DIRECTION >>
Copy out every line in which the string "JSON" occurs.

***** EXTRACTED DATA *****

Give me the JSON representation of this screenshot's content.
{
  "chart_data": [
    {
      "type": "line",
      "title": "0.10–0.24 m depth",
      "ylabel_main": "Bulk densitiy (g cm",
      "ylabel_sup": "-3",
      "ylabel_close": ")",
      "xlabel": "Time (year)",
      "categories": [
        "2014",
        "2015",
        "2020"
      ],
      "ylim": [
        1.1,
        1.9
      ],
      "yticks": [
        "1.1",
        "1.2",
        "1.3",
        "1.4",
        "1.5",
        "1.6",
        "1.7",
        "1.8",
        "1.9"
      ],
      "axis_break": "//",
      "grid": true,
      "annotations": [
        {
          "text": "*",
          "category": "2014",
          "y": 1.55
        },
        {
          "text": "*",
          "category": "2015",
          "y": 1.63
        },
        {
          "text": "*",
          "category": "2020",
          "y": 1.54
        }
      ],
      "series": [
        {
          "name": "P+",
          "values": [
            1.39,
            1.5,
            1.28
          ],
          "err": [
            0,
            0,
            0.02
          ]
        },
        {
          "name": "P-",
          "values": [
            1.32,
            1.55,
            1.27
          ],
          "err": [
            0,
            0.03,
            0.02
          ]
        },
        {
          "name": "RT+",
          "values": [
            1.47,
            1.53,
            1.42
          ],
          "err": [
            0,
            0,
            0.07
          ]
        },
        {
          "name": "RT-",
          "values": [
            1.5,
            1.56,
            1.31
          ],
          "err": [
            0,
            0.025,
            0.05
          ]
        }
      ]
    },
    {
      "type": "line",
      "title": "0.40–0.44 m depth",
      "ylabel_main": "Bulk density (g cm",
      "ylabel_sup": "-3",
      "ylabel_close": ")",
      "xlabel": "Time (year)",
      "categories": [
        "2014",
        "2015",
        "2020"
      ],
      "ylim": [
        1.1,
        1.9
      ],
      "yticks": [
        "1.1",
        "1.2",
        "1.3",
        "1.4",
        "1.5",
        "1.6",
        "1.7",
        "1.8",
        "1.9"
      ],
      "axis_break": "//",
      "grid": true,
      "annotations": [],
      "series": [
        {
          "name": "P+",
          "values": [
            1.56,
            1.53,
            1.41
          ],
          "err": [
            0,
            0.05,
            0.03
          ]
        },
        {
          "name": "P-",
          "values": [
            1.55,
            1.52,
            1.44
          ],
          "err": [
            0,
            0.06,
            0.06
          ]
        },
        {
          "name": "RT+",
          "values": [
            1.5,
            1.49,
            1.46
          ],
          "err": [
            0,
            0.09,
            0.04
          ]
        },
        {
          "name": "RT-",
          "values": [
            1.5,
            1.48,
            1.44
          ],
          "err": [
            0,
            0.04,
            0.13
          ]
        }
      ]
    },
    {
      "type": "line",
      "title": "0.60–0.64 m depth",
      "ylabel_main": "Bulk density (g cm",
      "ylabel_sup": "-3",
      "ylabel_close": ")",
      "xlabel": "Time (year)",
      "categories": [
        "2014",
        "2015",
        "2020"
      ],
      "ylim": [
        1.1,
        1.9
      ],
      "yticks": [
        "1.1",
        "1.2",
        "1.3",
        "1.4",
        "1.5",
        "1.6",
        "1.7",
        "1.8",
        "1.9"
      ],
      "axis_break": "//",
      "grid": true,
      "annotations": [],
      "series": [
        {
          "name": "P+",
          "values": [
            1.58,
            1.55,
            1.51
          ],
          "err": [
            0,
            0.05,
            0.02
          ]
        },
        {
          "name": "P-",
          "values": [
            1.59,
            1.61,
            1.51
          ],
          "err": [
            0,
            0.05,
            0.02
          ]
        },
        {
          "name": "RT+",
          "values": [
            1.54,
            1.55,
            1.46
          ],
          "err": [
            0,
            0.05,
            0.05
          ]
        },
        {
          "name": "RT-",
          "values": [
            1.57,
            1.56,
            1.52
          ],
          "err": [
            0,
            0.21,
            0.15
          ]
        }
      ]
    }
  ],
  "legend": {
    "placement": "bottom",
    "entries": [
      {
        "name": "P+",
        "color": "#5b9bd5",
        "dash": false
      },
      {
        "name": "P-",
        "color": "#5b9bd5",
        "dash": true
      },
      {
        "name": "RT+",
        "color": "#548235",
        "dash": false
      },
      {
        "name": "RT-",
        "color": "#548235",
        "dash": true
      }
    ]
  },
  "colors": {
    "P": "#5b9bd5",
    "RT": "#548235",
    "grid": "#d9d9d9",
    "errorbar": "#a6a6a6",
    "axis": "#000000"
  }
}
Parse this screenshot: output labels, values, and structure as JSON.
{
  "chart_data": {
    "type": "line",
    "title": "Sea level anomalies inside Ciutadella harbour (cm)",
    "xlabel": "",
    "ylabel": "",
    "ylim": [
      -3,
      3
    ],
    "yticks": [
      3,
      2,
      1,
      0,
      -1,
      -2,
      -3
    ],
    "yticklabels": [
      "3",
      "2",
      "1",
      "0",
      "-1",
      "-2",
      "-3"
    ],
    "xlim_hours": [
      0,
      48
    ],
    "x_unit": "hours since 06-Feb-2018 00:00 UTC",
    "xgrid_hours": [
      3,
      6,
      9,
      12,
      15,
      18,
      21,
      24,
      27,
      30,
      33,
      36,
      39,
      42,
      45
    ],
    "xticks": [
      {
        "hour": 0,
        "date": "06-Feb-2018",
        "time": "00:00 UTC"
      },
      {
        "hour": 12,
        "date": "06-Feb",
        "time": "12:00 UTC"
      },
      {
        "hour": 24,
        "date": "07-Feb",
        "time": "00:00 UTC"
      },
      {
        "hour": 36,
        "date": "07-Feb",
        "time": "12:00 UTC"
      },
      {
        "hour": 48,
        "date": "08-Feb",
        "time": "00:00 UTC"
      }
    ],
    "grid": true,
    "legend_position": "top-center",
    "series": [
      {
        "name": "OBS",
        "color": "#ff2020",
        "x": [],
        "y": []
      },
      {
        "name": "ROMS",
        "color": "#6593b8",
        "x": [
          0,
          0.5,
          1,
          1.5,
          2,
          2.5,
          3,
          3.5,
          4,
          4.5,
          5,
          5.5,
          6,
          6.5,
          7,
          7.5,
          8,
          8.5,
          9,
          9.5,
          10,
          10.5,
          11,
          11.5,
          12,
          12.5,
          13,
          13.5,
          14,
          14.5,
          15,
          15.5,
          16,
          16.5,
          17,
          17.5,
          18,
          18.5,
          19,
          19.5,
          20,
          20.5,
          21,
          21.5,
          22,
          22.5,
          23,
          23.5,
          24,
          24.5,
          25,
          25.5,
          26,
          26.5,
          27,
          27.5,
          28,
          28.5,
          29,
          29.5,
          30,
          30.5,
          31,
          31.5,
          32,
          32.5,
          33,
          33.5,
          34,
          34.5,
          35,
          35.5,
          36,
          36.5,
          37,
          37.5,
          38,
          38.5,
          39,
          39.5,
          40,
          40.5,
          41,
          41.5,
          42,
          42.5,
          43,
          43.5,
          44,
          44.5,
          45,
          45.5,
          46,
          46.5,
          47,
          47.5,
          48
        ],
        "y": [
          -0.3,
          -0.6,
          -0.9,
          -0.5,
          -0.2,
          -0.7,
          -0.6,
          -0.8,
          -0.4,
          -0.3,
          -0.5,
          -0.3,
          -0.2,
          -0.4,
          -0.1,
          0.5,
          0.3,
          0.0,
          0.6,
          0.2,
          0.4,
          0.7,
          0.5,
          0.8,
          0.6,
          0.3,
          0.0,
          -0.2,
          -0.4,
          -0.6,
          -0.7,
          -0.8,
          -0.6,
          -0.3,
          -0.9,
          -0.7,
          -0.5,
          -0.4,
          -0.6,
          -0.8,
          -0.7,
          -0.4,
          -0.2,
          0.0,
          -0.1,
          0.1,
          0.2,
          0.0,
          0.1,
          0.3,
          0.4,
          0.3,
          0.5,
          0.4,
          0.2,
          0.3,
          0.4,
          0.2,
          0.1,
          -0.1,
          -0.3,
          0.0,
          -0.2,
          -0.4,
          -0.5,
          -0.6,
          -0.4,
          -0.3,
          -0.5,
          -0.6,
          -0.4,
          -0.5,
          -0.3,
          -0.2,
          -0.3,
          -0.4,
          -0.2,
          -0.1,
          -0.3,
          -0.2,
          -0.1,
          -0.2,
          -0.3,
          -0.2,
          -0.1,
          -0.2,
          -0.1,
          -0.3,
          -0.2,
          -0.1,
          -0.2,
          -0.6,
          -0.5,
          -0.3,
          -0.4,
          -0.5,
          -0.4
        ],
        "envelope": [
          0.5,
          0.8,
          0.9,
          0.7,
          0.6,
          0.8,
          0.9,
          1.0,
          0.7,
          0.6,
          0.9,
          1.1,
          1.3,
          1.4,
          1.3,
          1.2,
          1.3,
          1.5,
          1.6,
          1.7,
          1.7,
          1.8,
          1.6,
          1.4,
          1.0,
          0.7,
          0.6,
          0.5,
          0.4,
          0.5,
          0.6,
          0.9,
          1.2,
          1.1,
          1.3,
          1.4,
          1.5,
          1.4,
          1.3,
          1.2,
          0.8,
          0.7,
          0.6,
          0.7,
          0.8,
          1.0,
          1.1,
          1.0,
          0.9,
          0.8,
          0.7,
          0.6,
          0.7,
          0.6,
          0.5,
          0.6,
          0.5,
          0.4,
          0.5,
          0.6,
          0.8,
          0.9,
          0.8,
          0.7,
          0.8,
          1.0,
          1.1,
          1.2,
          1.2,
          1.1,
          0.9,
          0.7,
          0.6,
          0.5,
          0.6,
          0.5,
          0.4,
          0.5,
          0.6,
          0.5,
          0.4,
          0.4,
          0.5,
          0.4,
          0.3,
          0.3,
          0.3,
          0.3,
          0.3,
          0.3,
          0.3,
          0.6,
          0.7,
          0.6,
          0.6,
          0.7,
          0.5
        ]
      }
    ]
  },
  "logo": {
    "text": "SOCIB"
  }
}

*****

EXPECTED ANSWER >>
Give me the JSON representation of this screenshot's content.
Parse this screenshot: output labels, values, and structure as JSON.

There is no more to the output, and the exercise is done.